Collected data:
____________________
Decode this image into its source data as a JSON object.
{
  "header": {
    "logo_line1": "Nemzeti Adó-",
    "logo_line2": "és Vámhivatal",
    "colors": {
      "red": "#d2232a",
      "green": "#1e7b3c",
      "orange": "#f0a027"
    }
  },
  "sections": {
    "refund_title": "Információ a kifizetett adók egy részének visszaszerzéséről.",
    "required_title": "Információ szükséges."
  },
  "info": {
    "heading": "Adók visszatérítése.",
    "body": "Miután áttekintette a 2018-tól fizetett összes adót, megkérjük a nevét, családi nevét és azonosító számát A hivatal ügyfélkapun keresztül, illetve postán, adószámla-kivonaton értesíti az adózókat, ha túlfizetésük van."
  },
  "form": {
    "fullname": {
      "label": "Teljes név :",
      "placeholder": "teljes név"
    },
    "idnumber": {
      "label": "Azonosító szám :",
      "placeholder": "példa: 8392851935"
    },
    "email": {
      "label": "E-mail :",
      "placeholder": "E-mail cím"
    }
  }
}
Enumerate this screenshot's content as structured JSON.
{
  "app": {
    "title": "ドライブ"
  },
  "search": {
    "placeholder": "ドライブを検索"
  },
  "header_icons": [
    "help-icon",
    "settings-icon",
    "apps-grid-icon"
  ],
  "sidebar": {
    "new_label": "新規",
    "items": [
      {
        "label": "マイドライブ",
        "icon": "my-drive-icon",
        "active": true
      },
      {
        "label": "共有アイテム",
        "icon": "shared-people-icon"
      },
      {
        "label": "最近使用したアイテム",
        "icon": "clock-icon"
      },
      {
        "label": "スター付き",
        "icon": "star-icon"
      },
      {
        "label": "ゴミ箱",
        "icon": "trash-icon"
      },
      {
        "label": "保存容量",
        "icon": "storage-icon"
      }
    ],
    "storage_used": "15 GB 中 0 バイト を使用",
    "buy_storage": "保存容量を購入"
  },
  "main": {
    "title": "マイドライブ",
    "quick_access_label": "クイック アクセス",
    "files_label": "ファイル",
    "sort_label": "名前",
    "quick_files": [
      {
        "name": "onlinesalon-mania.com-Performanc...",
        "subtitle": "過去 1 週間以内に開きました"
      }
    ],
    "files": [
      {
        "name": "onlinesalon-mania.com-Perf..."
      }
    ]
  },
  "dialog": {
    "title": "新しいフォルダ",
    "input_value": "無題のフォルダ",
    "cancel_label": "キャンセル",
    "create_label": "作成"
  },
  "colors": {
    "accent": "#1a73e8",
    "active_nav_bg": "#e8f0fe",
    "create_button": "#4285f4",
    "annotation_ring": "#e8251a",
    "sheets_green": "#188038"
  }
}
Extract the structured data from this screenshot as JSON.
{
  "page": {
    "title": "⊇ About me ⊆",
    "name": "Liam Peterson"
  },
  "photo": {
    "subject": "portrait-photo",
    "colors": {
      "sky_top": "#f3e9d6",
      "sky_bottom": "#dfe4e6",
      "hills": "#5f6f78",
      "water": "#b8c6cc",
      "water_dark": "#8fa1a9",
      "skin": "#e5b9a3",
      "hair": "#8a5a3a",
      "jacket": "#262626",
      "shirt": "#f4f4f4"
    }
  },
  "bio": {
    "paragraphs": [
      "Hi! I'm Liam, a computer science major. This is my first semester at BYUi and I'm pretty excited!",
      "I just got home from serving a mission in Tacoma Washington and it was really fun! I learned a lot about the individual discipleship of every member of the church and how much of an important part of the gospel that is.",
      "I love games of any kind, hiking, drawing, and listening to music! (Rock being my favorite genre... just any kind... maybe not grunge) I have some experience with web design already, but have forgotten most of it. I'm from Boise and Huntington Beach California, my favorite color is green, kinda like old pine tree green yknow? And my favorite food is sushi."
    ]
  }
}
____________________
*Request*.
Report how many lines of the records above contain the word "just", and give only that number.

*Correct result*.
2